==== Records supplied ====

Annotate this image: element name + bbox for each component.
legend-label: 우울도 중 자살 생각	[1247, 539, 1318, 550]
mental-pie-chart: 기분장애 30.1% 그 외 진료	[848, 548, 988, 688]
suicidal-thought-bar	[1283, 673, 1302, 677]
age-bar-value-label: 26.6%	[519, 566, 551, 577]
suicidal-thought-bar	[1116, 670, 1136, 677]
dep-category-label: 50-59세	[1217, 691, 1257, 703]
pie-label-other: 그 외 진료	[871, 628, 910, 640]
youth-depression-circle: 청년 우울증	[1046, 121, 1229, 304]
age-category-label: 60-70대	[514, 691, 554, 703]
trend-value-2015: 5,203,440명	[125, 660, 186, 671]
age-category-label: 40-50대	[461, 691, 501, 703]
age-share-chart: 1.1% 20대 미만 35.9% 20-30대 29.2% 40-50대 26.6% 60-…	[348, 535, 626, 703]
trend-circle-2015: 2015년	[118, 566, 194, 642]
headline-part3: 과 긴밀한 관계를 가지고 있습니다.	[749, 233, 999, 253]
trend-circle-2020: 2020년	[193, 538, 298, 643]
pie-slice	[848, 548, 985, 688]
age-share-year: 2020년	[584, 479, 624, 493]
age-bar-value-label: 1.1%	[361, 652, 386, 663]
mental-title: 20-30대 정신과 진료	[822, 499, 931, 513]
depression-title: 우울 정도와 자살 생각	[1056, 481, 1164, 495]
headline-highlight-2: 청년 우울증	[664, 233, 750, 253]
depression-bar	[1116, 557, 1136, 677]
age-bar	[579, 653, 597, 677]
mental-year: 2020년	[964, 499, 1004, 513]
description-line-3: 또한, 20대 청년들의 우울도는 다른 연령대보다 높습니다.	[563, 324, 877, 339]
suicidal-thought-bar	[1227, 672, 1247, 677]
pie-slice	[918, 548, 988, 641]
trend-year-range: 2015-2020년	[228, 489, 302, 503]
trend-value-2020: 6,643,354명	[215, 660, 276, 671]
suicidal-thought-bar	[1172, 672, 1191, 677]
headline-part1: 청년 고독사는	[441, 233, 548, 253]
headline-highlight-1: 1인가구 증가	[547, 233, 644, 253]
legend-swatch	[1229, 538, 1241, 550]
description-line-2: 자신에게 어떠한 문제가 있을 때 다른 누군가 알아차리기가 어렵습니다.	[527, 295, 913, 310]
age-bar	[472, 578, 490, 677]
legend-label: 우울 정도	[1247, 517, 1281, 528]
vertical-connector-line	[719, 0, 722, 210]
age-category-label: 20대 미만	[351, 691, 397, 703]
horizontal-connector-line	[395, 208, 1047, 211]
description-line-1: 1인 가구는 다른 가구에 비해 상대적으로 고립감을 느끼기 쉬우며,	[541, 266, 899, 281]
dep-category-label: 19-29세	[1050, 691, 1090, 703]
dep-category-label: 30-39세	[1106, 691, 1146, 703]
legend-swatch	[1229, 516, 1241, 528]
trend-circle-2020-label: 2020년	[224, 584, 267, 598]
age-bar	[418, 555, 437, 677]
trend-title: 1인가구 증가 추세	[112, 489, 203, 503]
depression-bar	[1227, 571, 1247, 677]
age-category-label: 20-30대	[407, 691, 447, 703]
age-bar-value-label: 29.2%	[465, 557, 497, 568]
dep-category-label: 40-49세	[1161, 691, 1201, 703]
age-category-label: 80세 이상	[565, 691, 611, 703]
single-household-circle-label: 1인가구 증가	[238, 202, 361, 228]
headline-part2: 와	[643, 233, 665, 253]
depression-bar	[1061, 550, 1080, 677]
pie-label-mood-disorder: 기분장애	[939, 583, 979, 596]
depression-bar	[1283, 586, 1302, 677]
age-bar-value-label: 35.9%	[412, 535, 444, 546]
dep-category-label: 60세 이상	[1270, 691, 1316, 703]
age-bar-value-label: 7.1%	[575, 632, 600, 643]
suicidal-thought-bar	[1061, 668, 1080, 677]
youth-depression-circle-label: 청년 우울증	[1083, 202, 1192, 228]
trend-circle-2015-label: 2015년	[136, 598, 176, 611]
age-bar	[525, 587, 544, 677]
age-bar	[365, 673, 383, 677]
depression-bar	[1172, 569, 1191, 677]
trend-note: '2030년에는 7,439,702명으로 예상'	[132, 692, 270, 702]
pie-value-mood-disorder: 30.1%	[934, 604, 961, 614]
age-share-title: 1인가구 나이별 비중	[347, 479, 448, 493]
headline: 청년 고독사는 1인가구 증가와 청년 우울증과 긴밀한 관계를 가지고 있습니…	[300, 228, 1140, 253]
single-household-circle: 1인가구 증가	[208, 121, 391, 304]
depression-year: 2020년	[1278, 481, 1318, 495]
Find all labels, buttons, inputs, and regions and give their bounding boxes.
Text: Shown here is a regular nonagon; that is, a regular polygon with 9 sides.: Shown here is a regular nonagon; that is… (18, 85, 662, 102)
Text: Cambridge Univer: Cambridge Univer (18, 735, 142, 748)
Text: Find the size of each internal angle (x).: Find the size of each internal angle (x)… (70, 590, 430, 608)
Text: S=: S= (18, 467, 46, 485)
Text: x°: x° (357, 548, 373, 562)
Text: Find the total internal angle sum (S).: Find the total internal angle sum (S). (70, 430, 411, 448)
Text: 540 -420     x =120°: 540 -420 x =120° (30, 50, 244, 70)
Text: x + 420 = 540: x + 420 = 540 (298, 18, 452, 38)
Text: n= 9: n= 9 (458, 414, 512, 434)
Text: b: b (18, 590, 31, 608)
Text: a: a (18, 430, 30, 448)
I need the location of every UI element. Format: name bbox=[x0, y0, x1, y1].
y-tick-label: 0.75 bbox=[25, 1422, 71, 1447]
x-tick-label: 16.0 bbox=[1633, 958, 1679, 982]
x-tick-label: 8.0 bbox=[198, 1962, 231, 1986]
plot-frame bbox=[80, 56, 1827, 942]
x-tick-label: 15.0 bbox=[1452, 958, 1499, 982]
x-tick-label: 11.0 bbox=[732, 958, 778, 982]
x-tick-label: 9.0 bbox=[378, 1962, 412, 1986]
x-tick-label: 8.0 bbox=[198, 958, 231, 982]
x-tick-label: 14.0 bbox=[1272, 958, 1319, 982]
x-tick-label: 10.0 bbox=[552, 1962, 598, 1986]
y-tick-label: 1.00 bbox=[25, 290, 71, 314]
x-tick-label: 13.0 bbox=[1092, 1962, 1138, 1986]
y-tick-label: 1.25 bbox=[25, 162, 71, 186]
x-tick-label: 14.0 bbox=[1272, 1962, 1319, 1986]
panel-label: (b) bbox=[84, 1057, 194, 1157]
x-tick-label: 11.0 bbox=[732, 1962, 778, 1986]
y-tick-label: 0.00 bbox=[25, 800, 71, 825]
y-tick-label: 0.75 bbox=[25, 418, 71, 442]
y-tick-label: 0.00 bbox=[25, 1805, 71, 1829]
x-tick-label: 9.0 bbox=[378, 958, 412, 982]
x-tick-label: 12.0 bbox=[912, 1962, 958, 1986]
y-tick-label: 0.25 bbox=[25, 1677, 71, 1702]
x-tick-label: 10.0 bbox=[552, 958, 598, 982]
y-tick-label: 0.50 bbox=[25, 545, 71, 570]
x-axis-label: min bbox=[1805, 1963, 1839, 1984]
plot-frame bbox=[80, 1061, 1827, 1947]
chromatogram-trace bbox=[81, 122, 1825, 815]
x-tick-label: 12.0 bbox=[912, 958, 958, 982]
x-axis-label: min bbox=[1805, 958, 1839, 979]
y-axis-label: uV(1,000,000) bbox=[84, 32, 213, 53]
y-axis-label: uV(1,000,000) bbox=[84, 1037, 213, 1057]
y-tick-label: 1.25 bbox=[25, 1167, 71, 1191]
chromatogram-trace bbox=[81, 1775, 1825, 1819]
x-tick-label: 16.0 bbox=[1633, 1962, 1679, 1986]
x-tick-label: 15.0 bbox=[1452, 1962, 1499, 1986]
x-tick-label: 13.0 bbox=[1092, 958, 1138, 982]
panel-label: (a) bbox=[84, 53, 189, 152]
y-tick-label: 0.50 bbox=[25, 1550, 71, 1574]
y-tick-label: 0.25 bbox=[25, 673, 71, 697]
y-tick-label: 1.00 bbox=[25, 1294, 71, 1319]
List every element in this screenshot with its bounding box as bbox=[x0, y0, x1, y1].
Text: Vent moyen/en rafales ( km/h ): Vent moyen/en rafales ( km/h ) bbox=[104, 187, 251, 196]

====

Exercise
Please put the rows above, from the very first row through the row containing "mental-title: 20-30대 정신과", both included, into a JSON list of strings, one string per row, with blank rows left out.

Answer for this exercise
[
  "Annotate this image: element name + bbox for each component.",
  "legend-label: 우울도 중 자살 생각\t[1247, 539, 1318, 550]",
  "mental-pie-chart: 기분장애 30.1% 그 외 진료\t[848, 548, 988, 688]",
  "suicidal-thought-bar\t[1283, 673, 1302, 677]",
  "age-bar-value-label: 26.6%\t[519, 566, 551, 577]",
  "suicidal-thought-bar\t[1116, 670, 1136, 677]",
  "dep-category-label: 50-59세\t[1217, 691, 1257, 703]",
  "pie-label-other: 그 외 진료\t[871, 628, 910, 640]",
  "youth-depression-circle: 청년 우울증\t[1046, 121, 1229, 304]",
  "age-category-label: 60-70대\t[514, 691, 554, 703]",
  "trend-value-2015: 5,203,440명\t[125, 660, 186, 671]",
  "age-category-label: 40-50대\t[461, 691, 501, 703]",
  "age-share-chart: 1.1% 20대 미만 35.9% 20-30대 29.2% 40-50대 26.6% 60-…\t[348, 535, 626, 703]",
  "trend-circle-2015: 2015년\t[118, 566, 194, 642]",
  "headline-part3: 과 긴밀한 관계를 가지고 있습니다.\t[749, 233, 999, 253]",
  "trend-circle-2020: 2020년\t[193, 538, 298, 643]",
  "pie-slice\t[848, 548, 985, 688]",
  "age-share-year: 2020년\t[584, 479, 624, 493]",
  "age-bar-value-label: 1.1%\t[361, 652, 386, 663]",
  "mental-title: 20-30대 정신과 진료\t[822, 499, 931, 513]"
]